__What to do__
Please print all of the material below, word for word.

-------

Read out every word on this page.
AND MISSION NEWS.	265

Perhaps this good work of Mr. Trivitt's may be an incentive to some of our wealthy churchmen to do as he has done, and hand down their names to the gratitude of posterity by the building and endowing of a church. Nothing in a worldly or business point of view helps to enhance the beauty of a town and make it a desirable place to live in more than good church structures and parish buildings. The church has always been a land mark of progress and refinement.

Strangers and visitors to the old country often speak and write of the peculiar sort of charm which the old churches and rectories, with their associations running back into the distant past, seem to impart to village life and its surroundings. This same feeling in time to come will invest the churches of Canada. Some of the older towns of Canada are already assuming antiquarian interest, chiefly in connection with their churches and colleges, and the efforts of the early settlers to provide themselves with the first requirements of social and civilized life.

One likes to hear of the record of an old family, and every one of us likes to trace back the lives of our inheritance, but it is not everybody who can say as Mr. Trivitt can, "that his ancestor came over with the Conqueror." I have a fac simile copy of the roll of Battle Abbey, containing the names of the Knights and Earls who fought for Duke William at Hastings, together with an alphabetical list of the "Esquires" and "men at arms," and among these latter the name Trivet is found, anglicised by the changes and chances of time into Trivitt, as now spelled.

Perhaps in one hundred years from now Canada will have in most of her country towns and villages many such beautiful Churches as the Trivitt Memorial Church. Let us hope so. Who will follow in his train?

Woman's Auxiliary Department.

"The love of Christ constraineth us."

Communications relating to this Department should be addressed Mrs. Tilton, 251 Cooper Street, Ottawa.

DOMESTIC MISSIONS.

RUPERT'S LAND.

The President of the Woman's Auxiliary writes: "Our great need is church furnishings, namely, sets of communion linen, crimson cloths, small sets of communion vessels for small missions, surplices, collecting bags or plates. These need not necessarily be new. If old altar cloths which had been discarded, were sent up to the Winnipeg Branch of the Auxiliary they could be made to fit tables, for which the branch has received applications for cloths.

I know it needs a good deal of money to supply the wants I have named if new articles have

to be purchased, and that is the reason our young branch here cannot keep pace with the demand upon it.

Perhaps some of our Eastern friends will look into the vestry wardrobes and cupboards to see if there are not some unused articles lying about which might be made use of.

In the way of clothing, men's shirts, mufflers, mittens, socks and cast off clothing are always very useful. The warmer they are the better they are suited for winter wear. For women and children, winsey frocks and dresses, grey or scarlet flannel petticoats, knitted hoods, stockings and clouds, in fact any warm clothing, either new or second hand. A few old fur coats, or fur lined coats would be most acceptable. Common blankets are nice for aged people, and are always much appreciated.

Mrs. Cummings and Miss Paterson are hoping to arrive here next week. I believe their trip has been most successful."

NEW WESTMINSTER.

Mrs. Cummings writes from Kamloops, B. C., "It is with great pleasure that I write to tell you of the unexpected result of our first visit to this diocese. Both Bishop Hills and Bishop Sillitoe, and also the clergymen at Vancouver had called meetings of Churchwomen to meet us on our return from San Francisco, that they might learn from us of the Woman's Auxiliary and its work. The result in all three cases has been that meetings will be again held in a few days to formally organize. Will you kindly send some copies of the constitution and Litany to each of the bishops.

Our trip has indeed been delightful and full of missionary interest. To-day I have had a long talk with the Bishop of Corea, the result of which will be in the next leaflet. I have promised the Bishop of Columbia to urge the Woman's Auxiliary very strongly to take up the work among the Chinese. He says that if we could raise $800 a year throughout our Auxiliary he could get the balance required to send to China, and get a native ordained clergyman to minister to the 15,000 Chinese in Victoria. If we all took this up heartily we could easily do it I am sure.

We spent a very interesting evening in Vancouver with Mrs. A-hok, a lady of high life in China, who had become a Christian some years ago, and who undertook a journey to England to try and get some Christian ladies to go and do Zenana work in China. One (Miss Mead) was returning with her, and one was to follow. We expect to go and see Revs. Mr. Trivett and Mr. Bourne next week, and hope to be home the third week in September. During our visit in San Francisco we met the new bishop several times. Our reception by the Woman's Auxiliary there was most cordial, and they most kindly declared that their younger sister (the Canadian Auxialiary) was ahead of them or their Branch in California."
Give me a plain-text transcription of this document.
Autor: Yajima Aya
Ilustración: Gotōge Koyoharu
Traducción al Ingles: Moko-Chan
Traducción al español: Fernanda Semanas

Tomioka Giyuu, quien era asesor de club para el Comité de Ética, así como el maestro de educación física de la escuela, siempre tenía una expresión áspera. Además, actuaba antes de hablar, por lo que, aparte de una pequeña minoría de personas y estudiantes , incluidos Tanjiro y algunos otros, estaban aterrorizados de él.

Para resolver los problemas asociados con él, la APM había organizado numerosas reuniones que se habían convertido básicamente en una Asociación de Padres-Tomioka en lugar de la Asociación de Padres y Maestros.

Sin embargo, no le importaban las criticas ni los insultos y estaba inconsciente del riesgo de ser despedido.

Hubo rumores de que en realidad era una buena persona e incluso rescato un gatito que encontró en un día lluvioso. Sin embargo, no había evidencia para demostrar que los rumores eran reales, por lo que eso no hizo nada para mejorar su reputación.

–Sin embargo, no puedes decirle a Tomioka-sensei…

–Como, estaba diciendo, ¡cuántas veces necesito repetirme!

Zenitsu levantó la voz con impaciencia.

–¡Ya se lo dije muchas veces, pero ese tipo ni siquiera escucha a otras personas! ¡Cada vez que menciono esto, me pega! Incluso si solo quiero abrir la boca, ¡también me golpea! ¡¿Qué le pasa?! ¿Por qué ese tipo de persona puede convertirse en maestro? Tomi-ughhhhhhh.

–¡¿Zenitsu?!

-------

__Full solution__
Read out every word on this page.
AND MISSION NEWS.	265

Perhaps this good work of Mr. Trivitt's may be an incentive to some of our wealthy churchmen to do as he has done, and hand down their names to the gratitude of posterity by the building and endowing of a church. Nothing in a worldly or business point of view helps to enhance the beauty of a town and make it a desirable place to live in more than good church structures and parish buildings. The church has always been a land mark of progress and refinement.

Strangers and visitors to the old country often speak and write of the peculiar sort of charm which the old churches and rectories, with their associations running back into the distant past, seem to impart to village life and its surroundings. This same feeling in time to come will invest the churches of Canada. Some of the older towns of Canada are already assuming antiquarian interest, chiefly in connection with their churches and colleges, and the efforts of the early settlers to provide themselves with the first requirements of social and civilized life.

One likes to hear of the record of an old family, and every one of us likes to trace back the lives of our inheritance, but it is not everybody who can say as Mr. Trivitt can, "that his ancestor came over with the Conqueror." I have a fac simile copy of the roll of Battle Abbey, containing the names of the Knights and Earls who fought for Duke William at Hastings, together with an alphabetical list of the "Esquires" and "men at arms," and among these latter the name Trivet is found, anglicised by the changes and chances of time into Trivitt, as now spelled.

Perhaps in one hundred years from now Canada will have in most of her country towns and villages many such beautiful Churches as the Trivitt Memorial Church. Let us hope so. Who will follow in his train?

Woman's Auxiliary Department.

"The love of Christ constraineth us."

Communications relating to this Department should be addressed Mrs. Tilton, 251 Cooper Street, Ottawa.

DOMESTIC MISSIONS.

RUPERT'S LAND.

The President of the Woman's Auxiliary writes: "Our great need is church furnishings, namely, sets of communion linen, crimson cloths, small sets of communion vessels for small missions, surplices, collecting bags or plates. These need not necessarily be new. If old altar cloths which had been discarded, were sent up to the Winnipeg Branch of the Auxiliary they could be made to fit tables, for which the branch has received applications for cloths.

I know it needs a good deal of money to supply the wants I have named if new articles have

to be purchased, and that is the reason our young branch here cannot keep pace with the demand upon it.

Perhaps some of our Eastern friends will look into the vestry wardrobes and cupboards to see if there are not some unused articles lying about which might be made use of.

In the way of clothing, men's shirts, mufflers, mittens, socks and cast off clothing are always very useful. The warmer they are the better they are suited for winter wear. For women and children, winsey frocks and dresses, grey or scarlet flannel petticoats, knitted hoods, stockings and clouds, in fact any warm clothing, either new or second hand. A few old fur coats, or fur lined coats would be most acceptable. Common blankets are nice for aged people, and are always much appreciated.

Mrs. Cummings and Miss Paterson are hoping to arrive here next week. I believe their trip has been most successful."

NEW WESTMINSTER.

Mrs. Cummings writes from Kamloops, B. C., "It is with great pleasure that I write to tell you of the unexpected result of our first visit to this diocese. Both Bishop Hills and Bishop Sillitoe, and also the clergymen at Vancouver had called meetings of Churchwomen to meet us on our return from San Francisco, that they might learn from us of the Woman's Auxiliary and its work. The result in all three cases has been that meetings will be again held in a few days to formally organize. Will you kindly send some copies of the constitution and Litany to each of the bishops.

Our trip has indeed been delightful and full of missionary interest. To-day I have had a long talk with the Bishop of Corea, the result of which will be in the next leaflet. I have promised the Bishop of Columbia to urge the Woman's Auxiliary very strongly to take up the work among the Chinese. He says that if we could raise $800 a year throughout our Auxiliary he could get the balance required to send to China, and get a native ordained clergyman to minister to the 15,000 Chinese in Victoria. If we all took this up heartily we could easily do it I am sure.

We spent a very interesting evening in Vancouver with Mrs. A-hok, a lady of high life in China, who had become a Christian some years ago, and who undertook a journey to England to try and get some Christian ladies to go and do Zenana work in China. One (Miss Mead) was returning with her, and one was to follow. We expect to go and see Revs. Mr. Trivett and Mr. Bourne next week, and hope to be home the third week in September. During our visit in San Francisco we met the new bishop several times. Our reception by the Woman's Auxiliary there was most cordial, and they most kindly declared that their younger sister (the Canadian Auxialiary) was ahead of them or their Branch in California."
Give me a plain-text transcription of this document.
Autor: Yajima Aya
Ilustración: Gotōge Koyoharu
Traducción al Ingles: Moko-Chan
Traducción al español: Fernanda Semanas

Tomioka Giyuu, quien era asesor de club para el Comité de Ética, así como el maestro de educación física de la escuela, siempre tenía una expresión áspera. Además, actuaba antes de hablar, por lo que, aparte de una pequeña minoría de personas y estudiantes , incluidos Tanjiro y algunos otros, estaban aterrorizados de él.

Para resolver los problemas asociados con él, la APM había organizado numerosas reuniones que se habían convertido básicamente en una Asociación de Padres-Tomioka en lugar de la Asociación de Padres y Maestros.

Sin embargo, no le importaban las criticas ni los insultos y estaba inconsciente del riesgo de ser despedido.

Hubo rumores de que en realidad era una buena persona e incluso rescato un gatito que encontró en un día lluvioso. Sin embargo, no había evidencia para demostrar que los rumores eran reales, por lo que eso no hizo nada para mejorar su reputación.

–Sin embargo, no puedes decirle a Tomioka-sensei…

–Como, estaba diciendo, ¡cuántas veces necesito repetirme!

Zenitsu levantó la voz con impaciencia.

–¡Ya se lo dije muchas veces, pero ese tipo ni siquiera escucha a otras personas! ¡Cada vez que menciono esto, me pega! Incluso si solo quiero abrir la boca, ¡también me golpea! ¡¿Qué le pasa?! ¿Por qué ese tipo de persona puede convertirse en maestro? Tomi-ughhhhhhh.

–¡¿Zenitsu?!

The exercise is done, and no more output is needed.